-------- Working data

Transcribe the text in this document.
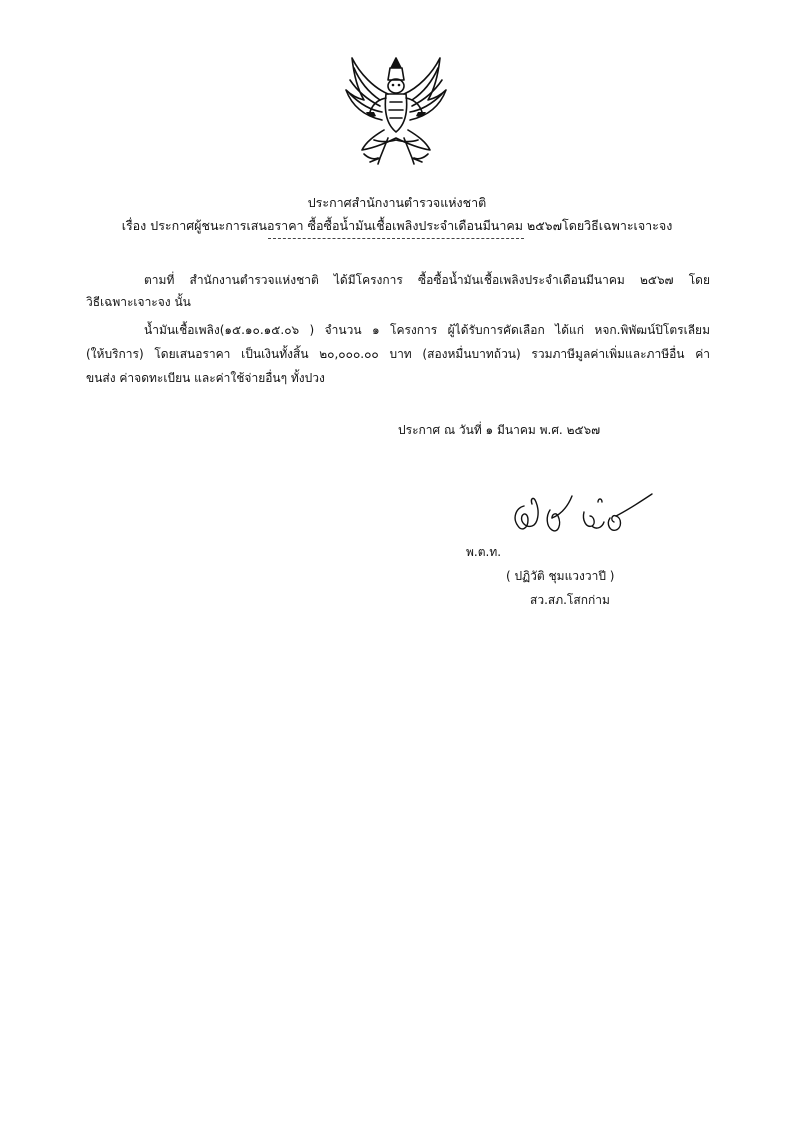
ประกาศสำนักงานตำรวจแห่งชาติ
เรื่อง ประกาศผู้ชนะการเสนอราคา ซื้อซื้อน้ำมันเชื้อเพลิงประจำเดือนมีนาคม ๒๕๖๗โดยวิธีเฉพาะเจาะจง
ตามที่ สำนักงานตำรวจแห่งชาติ ได้มีโครงการ ซื้อซื้อน้ำมันเชื้อเพลิงประจำเดือนมีนาคม ๒๕๖๗ โดย
วิธีเฉพาะเจาะจง นั้น
น้ำมันเชื้อเพลิง(๑๕.๑๐.๑๕.๐๖ ) จำนวน ๑ โครงการ ผู้ได้รับการคัดเลือก ได้แก่ หจก.พิพัฒน์ปิโตรเลียม
(ให้บริการ) โดยเสนอราคา เป็นเงินทั้งสิ้น ๒๐,๐๐๐.๐๐ บาท (สองหมื่นบาทถ้วน) รวมภาษีมูลค่าเพิ่มและภาษีอื่น ค่า
ขนส่ง ค่าจดทะเบียน และค่าใช้จ่ายอื่นๆ ทั้งปวง
ประกาศ ณ วันที่ ๑ มีนาคม พ.ศ. ๒๕๖๗
พ.ต.ท.
( ปฏิวัติ ชุมแวงวาปี )
สว.สภ.โสกก่าม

----------------

Reproduce all of the material above word for word. Omit the pictures.

| Response to this task |
Transcribe the text in this document.
ประกาศสำนักงานตำรวจแห่งชาติ
เรื่อง ประกาศผู้ชนะการเสนอราคา ซื้อซื้อน้ำมันเชื้อเพลิงประจำเดือนมีนาคม ๒๕๖๗โดยวิธีเฉพาะเจาะจง
ตามที่ สำนักงานตำรวจแห่งชาติ ได้มีโครงการ ซื้อซื้อน้ำมันเชื้อเพลิงประจำเดือนมีนาคม ๒๕๖๗ โดย
วิธีเฉพาะเจาะจง นั้น
น้ำมันเชื้อเพลิง(๑๕.๑๐.๑๕.๐๖ ) จำนวน ๑ โครงการ ผู้ได้รับการคัดเลือก ได้แก่ หจก.พิพัฒน์ปิโตรเลียม
(ให้บริการ) โดยเสนอราคา เป็นเงินทั้งสิ้น ๒๐,๐๐๐.๐๐ บาท (สองหมื่นบาทถ้วน) รวมภาษีมูลค่าเพิ่มและภาษีอื่น ค่า
ขนส่ง ค่าจดทะเบียน และค่าใช้จ่ายอื่นๆ ทั้งปวง
ประกาศ ณ วันที่ ๑ มีนาคม พ.ศ. ๒๕๖๗
พ.ต.ท.
( ปฏิวัติ ชุมแวงวาปี )
สว.สภ.โสกก่าม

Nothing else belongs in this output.